§ Provided records

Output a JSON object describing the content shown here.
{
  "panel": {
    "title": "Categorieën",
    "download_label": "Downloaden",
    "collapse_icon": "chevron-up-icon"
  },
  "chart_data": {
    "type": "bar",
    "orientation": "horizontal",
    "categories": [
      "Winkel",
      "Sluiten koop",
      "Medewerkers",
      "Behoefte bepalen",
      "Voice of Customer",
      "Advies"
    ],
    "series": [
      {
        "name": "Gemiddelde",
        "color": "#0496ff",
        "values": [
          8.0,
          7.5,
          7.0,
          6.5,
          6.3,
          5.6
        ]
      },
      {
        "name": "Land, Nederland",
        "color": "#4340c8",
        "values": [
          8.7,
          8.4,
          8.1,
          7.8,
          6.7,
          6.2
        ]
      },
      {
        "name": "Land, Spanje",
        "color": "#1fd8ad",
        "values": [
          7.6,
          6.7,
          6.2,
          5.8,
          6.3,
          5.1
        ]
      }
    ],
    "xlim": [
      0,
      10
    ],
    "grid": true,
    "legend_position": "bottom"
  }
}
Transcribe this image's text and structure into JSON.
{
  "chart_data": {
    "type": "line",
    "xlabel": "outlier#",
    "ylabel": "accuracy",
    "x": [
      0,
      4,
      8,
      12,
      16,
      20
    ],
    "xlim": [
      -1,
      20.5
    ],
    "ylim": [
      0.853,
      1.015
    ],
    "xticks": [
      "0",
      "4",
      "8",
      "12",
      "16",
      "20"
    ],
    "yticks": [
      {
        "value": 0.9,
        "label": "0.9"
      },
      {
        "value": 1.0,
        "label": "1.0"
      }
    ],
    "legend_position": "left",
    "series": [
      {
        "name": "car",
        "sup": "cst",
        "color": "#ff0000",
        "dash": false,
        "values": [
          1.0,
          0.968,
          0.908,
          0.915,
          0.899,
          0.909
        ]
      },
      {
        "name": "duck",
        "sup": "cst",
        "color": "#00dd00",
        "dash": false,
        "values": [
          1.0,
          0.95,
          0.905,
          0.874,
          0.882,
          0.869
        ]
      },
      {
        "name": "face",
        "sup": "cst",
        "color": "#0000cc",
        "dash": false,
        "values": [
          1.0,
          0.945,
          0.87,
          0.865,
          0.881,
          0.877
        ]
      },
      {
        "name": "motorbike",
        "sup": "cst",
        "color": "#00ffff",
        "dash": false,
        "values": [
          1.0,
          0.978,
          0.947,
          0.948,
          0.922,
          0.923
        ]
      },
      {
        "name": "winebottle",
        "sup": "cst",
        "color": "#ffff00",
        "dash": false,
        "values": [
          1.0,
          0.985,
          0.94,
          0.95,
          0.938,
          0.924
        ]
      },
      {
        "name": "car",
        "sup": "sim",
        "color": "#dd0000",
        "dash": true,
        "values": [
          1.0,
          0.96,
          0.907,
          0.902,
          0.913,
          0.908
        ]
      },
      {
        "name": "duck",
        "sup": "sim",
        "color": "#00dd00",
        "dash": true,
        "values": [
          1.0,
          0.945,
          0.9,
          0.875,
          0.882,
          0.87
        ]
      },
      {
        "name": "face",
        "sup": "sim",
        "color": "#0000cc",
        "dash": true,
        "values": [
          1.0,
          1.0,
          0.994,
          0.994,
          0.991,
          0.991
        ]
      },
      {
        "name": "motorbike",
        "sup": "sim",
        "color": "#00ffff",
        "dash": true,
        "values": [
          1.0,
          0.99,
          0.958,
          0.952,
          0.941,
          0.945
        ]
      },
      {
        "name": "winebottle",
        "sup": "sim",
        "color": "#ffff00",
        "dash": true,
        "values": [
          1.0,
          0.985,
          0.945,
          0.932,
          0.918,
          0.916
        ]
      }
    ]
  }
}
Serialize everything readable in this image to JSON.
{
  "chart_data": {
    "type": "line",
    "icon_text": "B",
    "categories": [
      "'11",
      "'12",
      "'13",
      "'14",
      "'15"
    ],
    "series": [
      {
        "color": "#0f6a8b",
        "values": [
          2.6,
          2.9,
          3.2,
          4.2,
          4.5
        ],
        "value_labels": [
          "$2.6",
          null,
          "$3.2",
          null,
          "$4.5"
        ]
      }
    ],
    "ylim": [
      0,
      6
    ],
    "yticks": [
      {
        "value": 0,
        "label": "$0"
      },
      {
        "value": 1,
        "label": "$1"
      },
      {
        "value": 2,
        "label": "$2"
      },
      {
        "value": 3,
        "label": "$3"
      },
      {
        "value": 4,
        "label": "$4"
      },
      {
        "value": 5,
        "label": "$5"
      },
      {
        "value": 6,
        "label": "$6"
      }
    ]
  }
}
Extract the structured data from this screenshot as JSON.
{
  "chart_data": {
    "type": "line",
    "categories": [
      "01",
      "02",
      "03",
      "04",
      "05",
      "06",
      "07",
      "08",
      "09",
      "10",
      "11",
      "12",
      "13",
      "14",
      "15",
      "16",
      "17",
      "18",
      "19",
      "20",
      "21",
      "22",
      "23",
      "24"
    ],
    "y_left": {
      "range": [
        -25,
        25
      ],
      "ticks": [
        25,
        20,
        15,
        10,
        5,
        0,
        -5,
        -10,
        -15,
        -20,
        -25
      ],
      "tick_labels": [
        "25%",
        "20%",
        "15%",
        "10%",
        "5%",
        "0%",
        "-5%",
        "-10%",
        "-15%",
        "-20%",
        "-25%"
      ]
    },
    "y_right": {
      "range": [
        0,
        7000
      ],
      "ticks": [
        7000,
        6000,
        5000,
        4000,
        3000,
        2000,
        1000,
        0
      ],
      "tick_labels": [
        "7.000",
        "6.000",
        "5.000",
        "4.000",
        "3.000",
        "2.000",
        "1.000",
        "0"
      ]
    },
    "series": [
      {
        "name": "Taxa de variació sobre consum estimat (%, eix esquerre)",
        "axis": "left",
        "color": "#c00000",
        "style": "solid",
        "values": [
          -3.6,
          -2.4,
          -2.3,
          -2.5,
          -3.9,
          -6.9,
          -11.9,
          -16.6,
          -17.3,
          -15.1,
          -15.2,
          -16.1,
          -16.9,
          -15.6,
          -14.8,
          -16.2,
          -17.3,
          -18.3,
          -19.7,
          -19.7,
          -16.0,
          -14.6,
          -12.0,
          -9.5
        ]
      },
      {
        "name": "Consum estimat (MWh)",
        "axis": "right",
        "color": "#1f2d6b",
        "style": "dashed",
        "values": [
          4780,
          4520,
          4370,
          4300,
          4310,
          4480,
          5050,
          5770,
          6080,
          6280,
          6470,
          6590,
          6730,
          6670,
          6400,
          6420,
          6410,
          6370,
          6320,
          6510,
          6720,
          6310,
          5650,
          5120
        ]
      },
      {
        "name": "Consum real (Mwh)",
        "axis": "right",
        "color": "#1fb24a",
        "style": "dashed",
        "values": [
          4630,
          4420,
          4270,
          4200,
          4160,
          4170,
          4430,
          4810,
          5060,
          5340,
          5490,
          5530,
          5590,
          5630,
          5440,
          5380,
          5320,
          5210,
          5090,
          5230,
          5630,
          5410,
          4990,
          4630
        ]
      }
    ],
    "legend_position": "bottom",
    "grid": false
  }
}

§ What to do
Copy each line above where the string "estimat" occurs.

§ Final result
        "name": "Taxa de variació sobre consum estimat (%, eix esquerre)",
        "name": "Consum estimat (MWh)",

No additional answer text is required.